**Passage**

CRUD Operation SQL Statement HTTP Method REST Endpoint
Create INSERT INTO POST /api/stories
Read (all) SELECT * FROM GET /api/stories
Read (one) SELECT * FROM ... WHERE id = ? GET /api/stories/:id
Update UPDATE ... SET ... WHERE id = ? PUT / PATCH /api/stories/:id
Delete DELETE FROM ... WHERE id = ? DELETE /api/stories/:id

CRUD SQL Examples

-- CREATE: Insert a new story
INSERT INTO stories (title, description, priority)
VALUES ('Build login page', 'Add username/password auth', 'high')

A run of rows:
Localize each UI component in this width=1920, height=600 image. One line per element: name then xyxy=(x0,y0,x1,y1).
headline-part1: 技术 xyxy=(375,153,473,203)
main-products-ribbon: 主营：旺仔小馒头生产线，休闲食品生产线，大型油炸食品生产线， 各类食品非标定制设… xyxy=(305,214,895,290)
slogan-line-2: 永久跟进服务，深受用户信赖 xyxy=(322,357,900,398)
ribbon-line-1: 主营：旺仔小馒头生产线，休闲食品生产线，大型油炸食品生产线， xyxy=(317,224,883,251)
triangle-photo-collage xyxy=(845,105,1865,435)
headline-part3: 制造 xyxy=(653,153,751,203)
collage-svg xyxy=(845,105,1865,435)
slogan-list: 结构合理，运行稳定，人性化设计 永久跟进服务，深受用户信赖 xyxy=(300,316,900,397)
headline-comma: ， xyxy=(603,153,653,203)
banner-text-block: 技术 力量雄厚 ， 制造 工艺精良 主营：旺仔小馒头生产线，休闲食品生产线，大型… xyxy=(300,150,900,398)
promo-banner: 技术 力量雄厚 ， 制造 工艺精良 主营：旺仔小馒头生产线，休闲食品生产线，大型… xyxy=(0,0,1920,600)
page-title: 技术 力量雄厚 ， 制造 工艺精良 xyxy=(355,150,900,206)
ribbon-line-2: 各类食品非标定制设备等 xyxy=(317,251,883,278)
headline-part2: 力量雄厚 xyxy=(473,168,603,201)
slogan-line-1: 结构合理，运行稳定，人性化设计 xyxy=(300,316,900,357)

**Required actions**
1 - Reproduce the CRUD passage, everything from "CRUD Operation SQL" down to "username/password auth', 'high')", and replace "stories" with "tickets".
2 - Put every line of the rows in Block 1 into a numbered list, leaving out any blank lines.
The CRUD passage and the rows come from unrelated sources.

**The replies**
1 -
CRUD Operation SQL Statement HTTP Method REST Endpoint
Create INSERT INTO POST /api/tickets
Read (all) SELECT * FROM GET /api/tickets
Read (one) SELECT * FROM ... WHERE id = ? GET /api/tickets/:id
Update UPDATE ... SET ... WHERE id = ? PUT / PATCH /api/tickets/:id
Delete DELETE FROM ... WHERE id = ? DELETE /api/tickets/:id

CRUD SQL Examples

-- CREATE: Insert a new story
INSERT INTO tickets (title, description, priority)
VALUES ('Build login page', 'Add username/password auth', 'high')

2 -
1. Localize each UI component in this width=1920, height=600 image. One line per element: name then xyxy=(x0,y0,x1,y1).
2. headline-part1: 技术 xyxy=(375,153,473,203)
3. main-products-ribbon: 主营：旺仔小馒头生产线，休闲食品生产线，大型油炸食品生产线， 各类食品非标定制设… xyxy=(305,214,895,290)
4. slogan-line-2: 永久跟进服务，深受用户信赖 xyxy=(322,357,900,398)
5. ribbon-line-1: 主营：旺仔小馒头生产线，休闲食品生产线，大型油炸食品生产线， xyxy=(317,224,883,251)
6. triangle-photo-collage xyxy=(845,105,1865,435)
7. headline-part3: 制造 xyxy=(653,153,751,203)
8. collage-svg xyxy=(845,105,1865,435)
9. slogan-list: 结构合理，运行稳定，人性化设计 永久跟进服务，深受用户信赖 xyxy=(300,316,900,397)
10. headline-comma: ， xyxy=(603,153,653,203)
11. banner-text-block: 技术 力量雄厚 ， 制造 工艺精良 主营：旺仔小馒头生产线，休闲食品生产线，大型… xyxy=(300,150,900,398)
12. promo-banner: 技术 力量雄厚 ， 制造 工艺精良 主营：旺仔小馒头生产线，休闲食品生产线，大型… xyxy=(0,0,1920,600)
13. page-title: 技术 力量雄厚 ， 制造 工艺精良 xyxy=(355,150,900,206)
14. ribbon-line-2: 各类食品非标定制设备等 xyxy=(317,251,883,278)
15. headline-part2: 力量雄厚 xyxy=(473,168,603,201)
16. slogan-line-1: 结构合理，运行稳定，人性化设计 xyxy=(300,316,900,357)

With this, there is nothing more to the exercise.